Data items:
◆ ◆ ◆ ◆ ◆ ◆ ◆

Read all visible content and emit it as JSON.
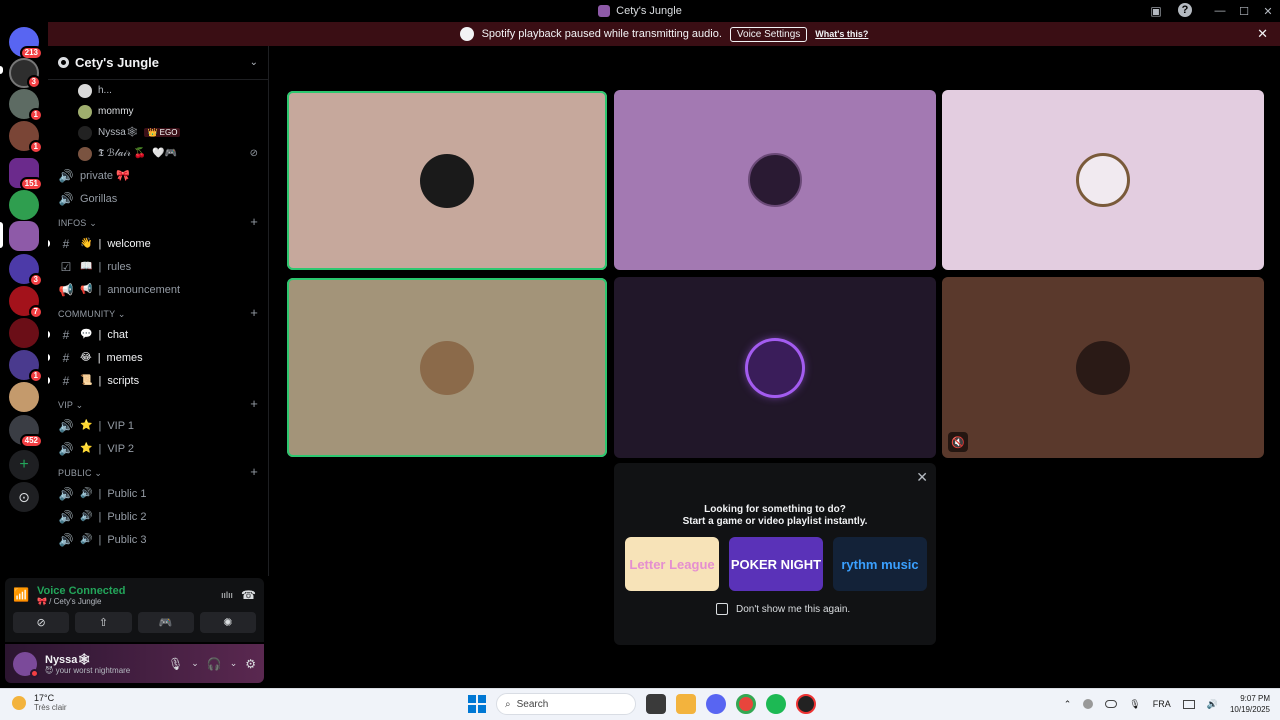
{
  "window": {
    "title": "Cety's Jungle",
    "minimize_icon": "—",
    "maximize_icon": "☐",
    "close_icon": "✕",
    "inbox_icon": "▣",
    "help_icon": "?"
  },
  "rail": {
    "badges": [
      "213",
      "3",
      "1",
      "1",
      "151",
      "3",
      "7",
      "1",
      "452"
    ],
    "add_icon": "+",
    "discover_icon": "⊙"
  },
  "banner": {
    "message": "Spotify playback paused while transmitting audio.",
    "button": "Voice Settings",
    "link": "What's this?",
    "close_icon": "✕"
  },
  "server": {
    "name": "Cety's Jungle",
    "dropdown_icon": "⌄"
  },
  "voice_users": [
    {
      "name": "h...",
      "tag": ""
    },
    {
      "name": "mommy",
      "tag": ""
    },
    {
      "name": "Nyssa🕸",
      "tag": "👑 EGO"
    },
    {
      "name": "𝕿 ℬ𝓁𝒶𝒾𝓇 🍒",
      "tag": "🤍🎮"
    }
  ],
  "voice_user_mute_icon": "⊘",
  "channels_top": [
    {
      "name": "private 🎀",
      "icon": "🔊"
    },
    {
      "name": "Gorillas",
      "icon": "🔊"
    }
  ],
  "categories": {
    "infos": "INFOS",
    "community": "COMMUNITY",
    "vip": "VIP",
    "public": "PUBLIC",
    "chevron": "⌄",
    "plus": "+"
  },
  "infos_channels": [
    {
      "icon": "#",
      "emoji": "👋",
      "name": "welcome"
    },
    {
      "icon": "☑",
      "emoji": "📖",
      "name": "rules"
    },
    {
      "icon": "📢",
      "emoji": "📢",
      "name": "announcement"
    }
  ],
  "community_channels": [
    {
      "icon": "#",
      "emoji": "💬",
      "name": "chat"
    },
    {
      "icon": "#",
      "emoji": "😂",
      "name": "memes"
    },
    {
      "icon": "#",
      "emoji": "📜",
      "name": "scripts"
    }
  ],
  "vip_channels": [
    {
      "icon": "🔊",
      "emoji": "⭐",
      "name": "VIP 1"
    },
    {
      "icon": "🔊",
      "emoji": "⭐",
      "name": "VIP 2"
    }
  ],
  "public_channels": [
    {
      "icon": "🔊",
      "emoji": "🔊",
      "name": "Public 1"
    },
    {
      "icon": "🔊",
      "emoji": "🔊",
      "name": "Public 2"
    },
    {
      "icon": "🔊",
      "emoji": "🔊",
      "name": "Public 3"
    }
  ],
  "voice_panel": {
    "title": "Voice Connected",
    "subtitle": "🎀 / Cety's Jungle",
    "signal_icon": "📶",
    "noise_icon": "ıılıı",
    "disconnect_icon": "☎",
    "buttons": [
      {
        "name": "camera",
        "icon": "⊘"
      },
      {
        "name": "screen-share",
        "icon": "⇧"
      },
      {
        "name": "activity",
        "icon": "🎮"
      },
      {
        "name": "soundboard",
        "icon": "✺"
      }
    ]
  },
  "user": {
    "name": "Nyssa🕸",
    "status": "😈 your worst nightmare",
    "mic_icon": "🎙",
    "headphones_icon": "🎧",
    "settings_icon": "⚙",
    "dropdown_icon": "⌄"
  },
  "tiles_mute_icon": "🔇",
  "popup": {
    "close_icon": "✕",
    "question1": "Looking for something to do?",
    "question2": "Start a game or video playlist instantly.",
    "activities": [
      "Letter League",
      "POKER NIGHT",
      "rythm music"
    ],
    "dont_show": "Don't show me this again."
  },
  "taskbar": {
    "temp": "17°C",
    "weather": "Très clair",
    "search_placeholder": "Search",
    "search_icon": "⌕",
    "tray_up_icon": "⌃",
    "tray_mic_icon": "🎙",
    "tray_lang": "FRA",
    "tray_speaker_icon": "🔊",
    "time": "9:07 PM",
    "date": "10/19/2025"
  }
}
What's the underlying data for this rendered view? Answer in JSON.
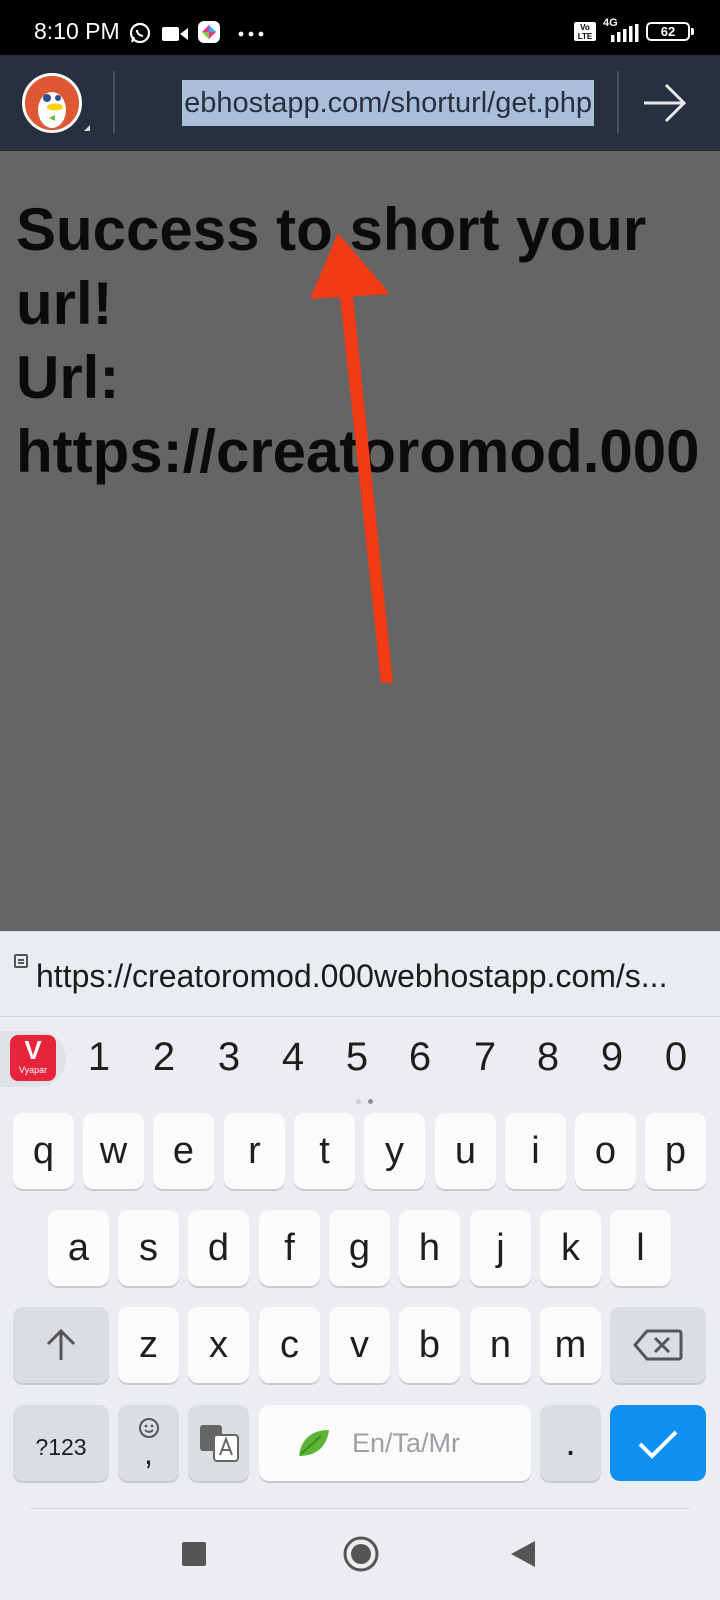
{
  "status_bar": {
    "time": "8:10 PM",
    "icons": [
      "whatsapp-icon",
      "video-camera-icon",
      "app-icon",
      "more-dots-icon"
    ],
    "volte_label": "Vo LTE",
    "network_label": "4G",
    "battery": "62"
  },
  "browser": {
    "logo": "duckduckgo-icon",
    "url": "ebhostapp.com/shorturl/get.php",
    "go_icon": "arrow-right-icon"
  },
  "page": {
    "line1": "Success to short your",
    "line2": "url!",
    "line3": "Url:",
    "line4": "https://creatoromod.000",
    "annotation_color": "#f23a14"
  },
  "suggestion": {
    "icon": "clipboard-icon",
    "text": "https://creatoromod.000webhostapp.com/s..."
  },
  "keyboard": {
    "vyapar_label": "Vyapar",
    "numbers": [
      "1",
      "2",
      "3",
      "4",
      "5",
      "6",
      "7",
      "8",
      "9",
      "0"
    ],
    "row1": [
      "q",
      "w",
      "e",
      "r",
      "t",
      "y",
      "u",
      "i",
      "o",
      "p"
    ],
    "row2": [
      "a",
      "s",
      "d",
      "f",
      "g",
      "h",
      "j",
      "k",
      "l"
    ],
    "row3": [
      "z",
      "x",
      "c",
      "v",
      "b",
      "n",
      "m"
    ],
    "symbols_label": "?123",
    "comma_label": ",",
    "space_label": "En/Ta/Mr",
    "period_label": ".",
    "accent_color": "#0f8ff2"
  },
  "nav": {
    "icons": [
      "recents-square-icon",
      "home-circle-icon",
      "back-triangle-icon"
    ]
  }
}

◆ ◆ ◆ ◆ ◆ ◆ ◆

# Exercise details:
Every line above should be repeated exactly; pictures stay out of the copy.

# Answer to this problem:
Read all visible content and emit it as JSON.
{
  "window": {
    "title": "Cety's Jungle",
    "minimize_icon": "—",
    "maximize_icon": "☐",
    "close_icon": "✕",
    "inbox_icon": "▣",
    "help_icon": "?"
  },
  "rail": {
    "badges": [
      "213",
      "3",
      "1",
      "1",
      "151",
      "3",
      "7",
      "1",
      "452"
    ],
    "add_icon": "+",
    "discover_icon": "⊙"
  },
  "banner": {
    "message": "Spotify playback paused while transmitting audio.",
    "button": "Voice Settings",
    "link": "What's this?",
    "close_icon": "✕"
  },
  "server": {
    "name": "Cety's Jungle",
    "dropdown_icon": "⌄"
  },
  "voice_users": [
    {
      "name": "h...",
      "tag": ""
    },
    {
      "name": "mommy",
      "tag": ""
    },
    {
      "name": "Nyssa🕸",
      "tag": "👑 EGO"
    },
    {
      "name": "𝕿 ℬ𝓁𝒶𝒾𝓇 🍒",
      "tag": "🤍🎮"
    }
  ],
  "voice_user_mute_icon": "⊘",
  "channels_top": [
    {
      "name": "private 🎀",
      "icon": "🔊"
    },
    {
      "name": "Gorillas",
      "icon": "🔊"
    }
  ],
  "categories": {
    "infos": "INFOS",
    "community": "COMMUNITY",
    "vip": "VIP",
    "public": "PUBLIC",
    "chevron": "⌄",
    "plus": "+"
  },
  "infos_channels": [
    {
      "icon": "#",
      "emoji": "👋",
      "name": "welcome"
    },
    {
      "icon": "☑",
      "emoji": "📖",
      "name": "rules"
    },
    {
      "icon": "📢",
      "emoji": "📢",
      "name": "announcement"
    }
  ],
  "community_channels": [
    {
      "icon": "#",
      "emoji": "💬",
      "name": "chat"
    },
    {
      "icon": "#",
      "emoji": "😂",
      "name": "memes"
    },
    {
      "icon": "#",
      "emoji": "📜",
      "name": "scripts"
    }
  ],
  "vip_channels": [
    {
      "icon": "🔊",
      "emoji": "⭐",
      "name": "VIP 1"
    },
    {
      "icon": "🔊",
      "emoji": "⭐",
      "name": "VIP 2"
    }
  ],
  "public_channels": [
    {
      "icon": "🔊",
      "emoji": "🔊",
      "name": "Public 1"
    },
    {
      "icon": "🔊",
      "emoji": "🔊",
      "name": "Public 2"
    },
    {
      "icon": "🔊",
      "emoji": "🔊",
      "name": "Public 3"
    }
  ],
  "voice_panel": {
    "title": "Voice Connected",
    "subtitle": "🎀 / Cety's Jungle",
    "signal_icon": "📶",
    "noise_icon": "ıılıı",
    "disconnect_icon": "☎",
    "buttons": [
      {
        "name": "camera",
        "icon": "⊘"
      },
      {
        "name": "screen-share",
        "icon": "⇧"
      },
      {
        "name": "activity",
        "icon": "🎮"
      },
      {
        "name": "soundboard",
        "icon": "✺"
      }
    ]
  },
  "user": {
    "name": "Nyssa🕸",
    "status": "😈 your worst nightmare",
    "mic_icon": "🎙",
    "headphones_icon": "🎧",
    "settings_icon": "⚙",
    "dropdown_icon": "⌄"
  },
  "tiles_mute_icon": "🔇",
  "popup": {
    "close_icon": "✕",
    "question1": "Looking for something to do?",
    "question2": "Start a game or video playlist instantly.",
    "activities": [
      "Letter League",
      "POKER NIGHT",
      "rythm music"
    ],
    "dont_show": "Don't show me this again."
  },
  "taskbar": {
    "temp": "17°C",
    "weather": "Très clair",
    "search_placeholder": "Search",
    "search_icon": "⌕",
    "tray_up_icon": "⌃",
    "tray_mic_icon": "🎙",
    "tray_lang": "FRA",
    "tray_speaker_icon": "🔊",
    "time": "9:07 PM",
    "date": "10/19/2025"
  }
}
What's the underlying data for this rendered view? Answer in JSON.
{
  "status_bar": {
    "time": "8:10 PM",
    "icons": [
      "whatsapp-icon",
      "video-camera-icon",
      "app-icon",
      "more-dots-icon"
    ],
    "volte_label": "Vo LTE",
    "network_label": "4G",
    "battery": "62"
  },
  "browser": {
    "logo": "duckduckgo-icon",
    "url": "ebhostapp.com/shorturl/get.php",
    "go_icon": "arrow-right-icon"
  },
  "page": {
    "line1": "Success to short your",
    "line2": "url!",
    "line3": "Url:",
    "line4": "https://creatoromod.000",
    "annotation_color": "#f23a14"
  },
  "suggestion": {
    "icon": "clipboard-icon",
    "text": "https://creatoromod.000webhostapp.com/s..."
  },
  "keyboard": {
    "vyapar_label": "Vyapar",
    "numbers": [
      "1",
      "2",
      "3",
      "4",
      "5",
      "6",
      "7",
      "8",
      "9",
      "0"
    ],
    "row1": [
      "q",
      "w",
      "e",
      "r",
      "t",
      "y",
      "u",
      "i",
      "o",
      "p"
    ],
    "row2": [
      "a",
      "s",
      "d",
      "f",
      "g",
      "h",
      "j",
      "k",
      "l"
    ],
    "row3": [
      "z",
      "x",
      "c",
      "v",
      "b",
      "n",
      "m"
    ],
    "symbols_label": "?123",
    "comma_label": ",",
    "space_label": "En/Ta/Mr",
    "period_label": ".",
    "accent_color": "#0f8ff2"
  },
  "nav": {
    "icons": [
      "recents-square-icon",
      "home-circle-icon",
      "back-triangle-icon"
    ]
  }
}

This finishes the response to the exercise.